**Supplied data:**
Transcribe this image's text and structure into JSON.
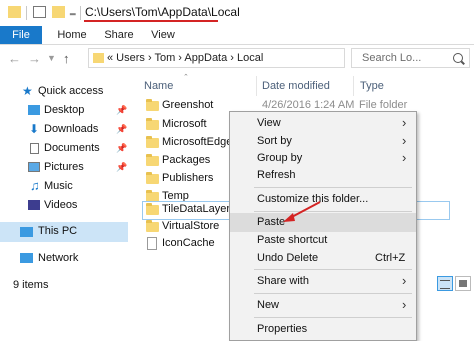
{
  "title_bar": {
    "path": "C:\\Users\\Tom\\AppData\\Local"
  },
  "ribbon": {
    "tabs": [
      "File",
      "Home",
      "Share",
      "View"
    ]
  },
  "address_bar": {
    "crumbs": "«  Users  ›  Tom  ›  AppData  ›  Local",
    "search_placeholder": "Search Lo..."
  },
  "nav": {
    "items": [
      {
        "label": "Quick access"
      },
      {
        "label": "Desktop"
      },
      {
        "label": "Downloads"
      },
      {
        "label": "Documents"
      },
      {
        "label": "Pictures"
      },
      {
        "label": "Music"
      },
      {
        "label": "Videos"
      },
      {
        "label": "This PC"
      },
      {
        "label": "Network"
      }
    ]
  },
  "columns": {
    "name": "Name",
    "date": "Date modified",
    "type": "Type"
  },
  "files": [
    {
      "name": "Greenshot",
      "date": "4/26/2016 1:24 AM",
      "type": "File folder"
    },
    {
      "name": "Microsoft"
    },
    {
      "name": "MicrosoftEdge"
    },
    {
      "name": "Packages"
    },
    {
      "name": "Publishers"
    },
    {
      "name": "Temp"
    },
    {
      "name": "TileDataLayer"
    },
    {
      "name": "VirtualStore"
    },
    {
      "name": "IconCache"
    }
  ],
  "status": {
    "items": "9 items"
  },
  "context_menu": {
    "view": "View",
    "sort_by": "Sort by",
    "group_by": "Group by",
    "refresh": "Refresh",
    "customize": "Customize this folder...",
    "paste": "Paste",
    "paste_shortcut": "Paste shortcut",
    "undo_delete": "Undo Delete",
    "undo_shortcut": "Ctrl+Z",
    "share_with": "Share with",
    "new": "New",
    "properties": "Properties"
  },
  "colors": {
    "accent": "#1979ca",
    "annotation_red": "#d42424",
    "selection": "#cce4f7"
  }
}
* * *
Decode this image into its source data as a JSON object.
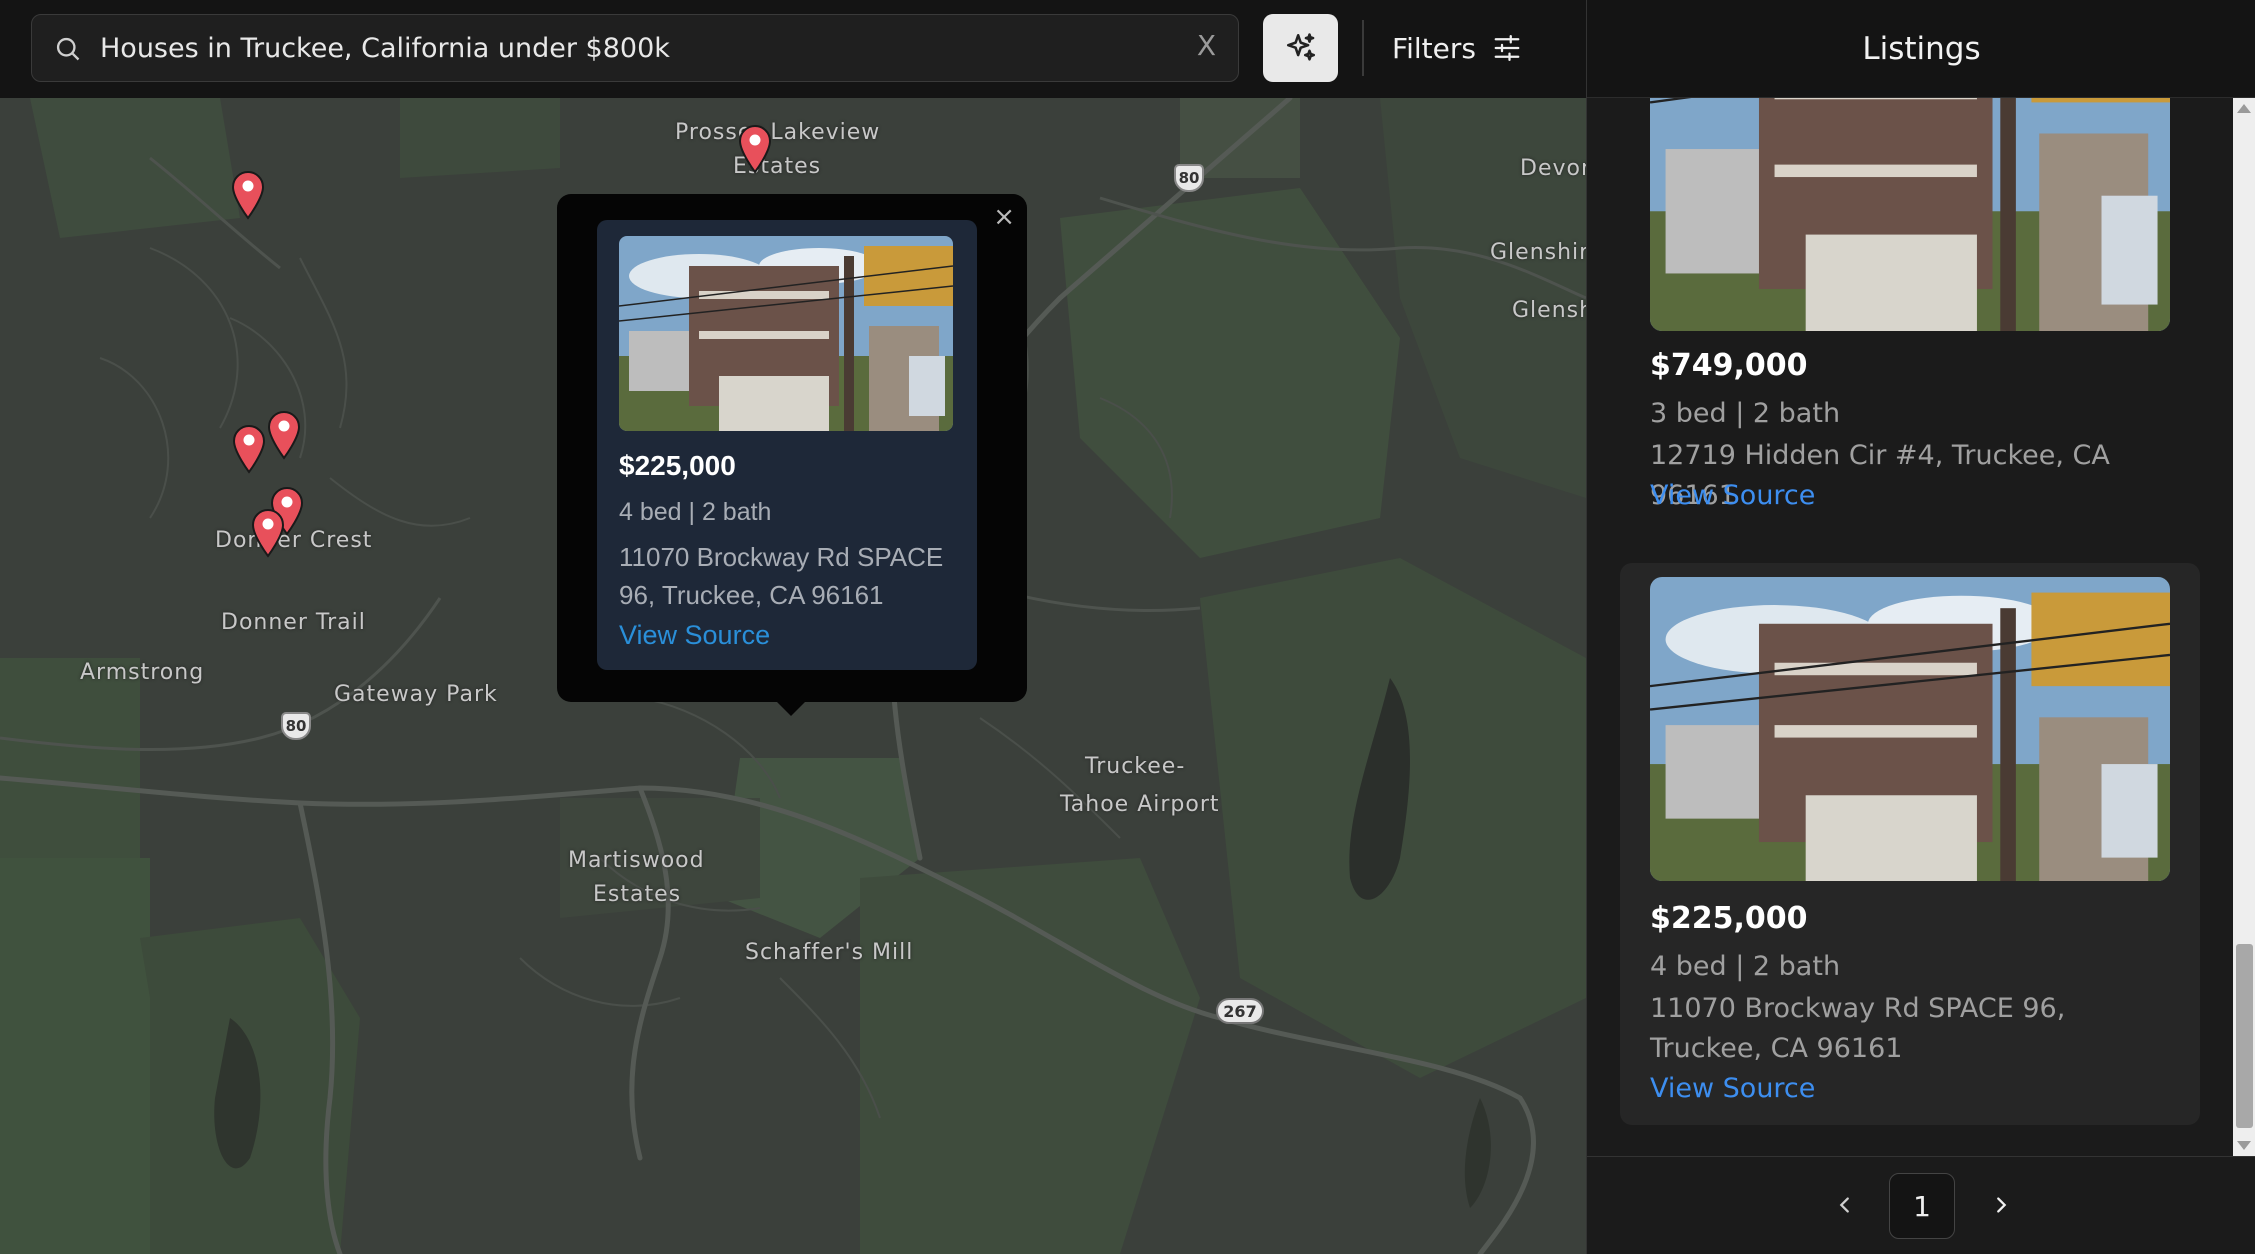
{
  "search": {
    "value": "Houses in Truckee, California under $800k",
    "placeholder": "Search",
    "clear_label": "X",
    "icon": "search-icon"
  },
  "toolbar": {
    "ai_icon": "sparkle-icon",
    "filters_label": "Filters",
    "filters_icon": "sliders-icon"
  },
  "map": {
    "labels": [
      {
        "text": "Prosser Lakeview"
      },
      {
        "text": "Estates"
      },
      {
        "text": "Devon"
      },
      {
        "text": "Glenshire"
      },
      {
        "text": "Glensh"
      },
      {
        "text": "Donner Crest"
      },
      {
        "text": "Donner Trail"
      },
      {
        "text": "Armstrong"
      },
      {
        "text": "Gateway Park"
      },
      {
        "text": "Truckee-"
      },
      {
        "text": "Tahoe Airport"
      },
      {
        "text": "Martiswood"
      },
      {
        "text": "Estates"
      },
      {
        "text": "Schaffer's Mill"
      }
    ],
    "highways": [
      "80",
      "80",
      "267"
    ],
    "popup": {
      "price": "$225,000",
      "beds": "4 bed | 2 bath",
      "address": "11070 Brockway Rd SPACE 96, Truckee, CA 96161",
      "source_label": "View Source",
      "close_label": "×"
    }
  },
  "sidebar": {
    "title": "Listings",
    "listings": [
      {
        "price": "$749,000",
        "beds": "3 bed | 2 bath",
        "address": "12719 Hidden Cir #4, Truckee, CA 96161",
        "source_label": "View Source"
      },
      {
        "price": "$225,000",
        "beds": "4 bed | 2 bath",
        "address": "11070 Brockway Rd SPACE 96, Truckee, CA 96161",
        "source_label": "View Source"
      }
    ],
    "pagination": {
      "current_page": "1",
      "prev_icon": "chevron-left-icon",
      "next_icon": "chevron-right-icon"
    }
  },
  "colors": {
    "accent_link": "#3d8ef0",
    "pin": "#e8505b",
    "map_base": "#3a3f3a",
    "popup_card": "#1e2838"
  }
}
* * *
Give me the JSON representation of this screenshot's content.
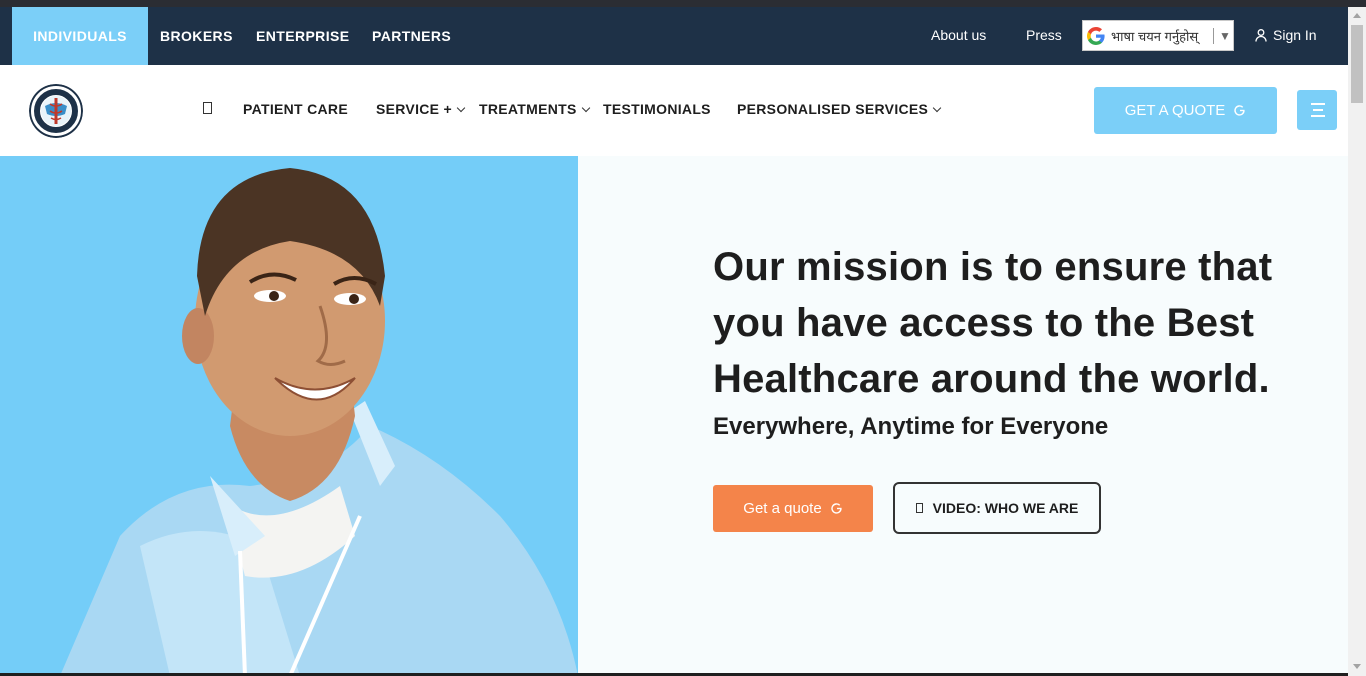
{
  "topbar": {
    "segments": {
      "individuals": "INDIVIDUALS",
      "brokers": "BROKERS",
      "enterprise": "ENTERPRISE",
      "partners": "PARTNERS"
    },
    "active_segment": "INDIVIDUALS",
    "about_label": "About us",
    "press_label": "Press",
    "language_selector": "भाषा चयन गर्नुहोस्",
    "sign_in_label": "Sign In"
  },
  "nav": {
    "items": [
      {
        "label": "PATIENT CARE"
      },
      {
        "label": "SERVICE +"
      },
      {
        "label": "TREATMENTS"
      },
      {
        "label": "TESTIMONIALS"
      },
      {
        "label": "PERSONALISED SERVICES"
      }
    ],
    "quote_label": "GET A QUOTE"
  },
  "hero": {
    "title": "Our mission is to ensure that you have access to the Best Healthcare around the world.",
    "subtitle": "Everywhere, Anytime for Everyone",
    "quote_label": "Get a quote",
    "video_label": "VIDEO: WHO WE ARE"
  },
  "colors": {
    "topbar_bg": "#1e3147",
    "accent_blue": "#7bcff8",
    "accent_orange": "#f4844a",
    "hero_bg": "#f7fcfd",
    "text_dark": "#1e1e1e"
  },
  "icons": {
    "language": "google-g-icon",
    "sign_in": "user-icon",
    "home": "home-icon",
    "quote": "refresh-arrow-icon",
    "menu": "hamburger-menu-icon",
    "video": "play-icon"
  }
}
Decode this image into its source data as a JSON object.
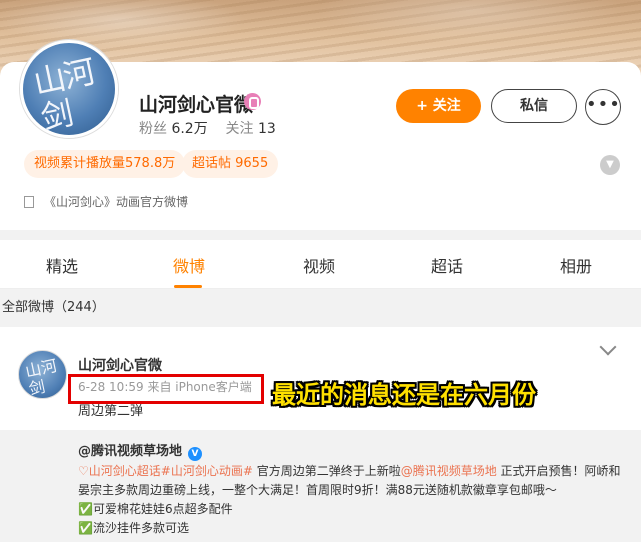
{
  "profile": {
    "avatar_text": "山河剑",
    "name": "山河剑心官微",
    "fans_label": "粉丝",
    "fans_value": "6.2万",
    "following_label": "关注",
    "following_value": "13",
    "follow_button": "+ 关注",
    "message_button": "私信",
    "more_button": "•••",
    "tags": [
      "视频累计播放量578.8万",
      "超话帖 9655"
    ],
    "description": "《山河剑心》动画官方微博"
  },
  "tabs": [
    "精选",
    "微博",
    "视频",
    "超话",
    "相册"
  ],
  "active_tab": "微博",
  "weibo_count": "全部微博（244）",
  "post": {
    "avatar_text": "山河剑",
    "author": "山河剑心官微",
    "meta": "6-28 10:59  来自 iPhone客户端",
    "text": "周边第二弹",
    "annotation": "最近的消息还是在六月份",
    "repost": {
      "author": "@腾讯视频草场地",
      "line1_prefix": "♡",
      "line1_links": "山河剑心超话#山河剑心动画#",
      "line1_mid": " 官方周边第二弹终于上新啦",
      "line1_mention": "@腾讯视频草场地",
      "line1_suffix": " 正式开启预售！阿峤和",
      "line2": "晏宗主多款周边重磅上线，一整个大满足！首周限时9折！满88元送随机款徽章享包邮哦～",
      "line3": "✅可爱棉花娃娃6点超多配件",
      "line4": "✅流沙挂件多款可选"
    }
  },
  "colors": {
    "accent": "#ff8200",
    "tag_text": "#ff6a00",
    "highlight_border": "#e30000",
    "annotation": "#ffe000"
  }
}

**To do:** Show all lines from the records above where the word "chevron" occurs.

**Response to this task:**
      "prev_icon": "chevron-left-icon",
      "next_icon": "chevron-right-icon"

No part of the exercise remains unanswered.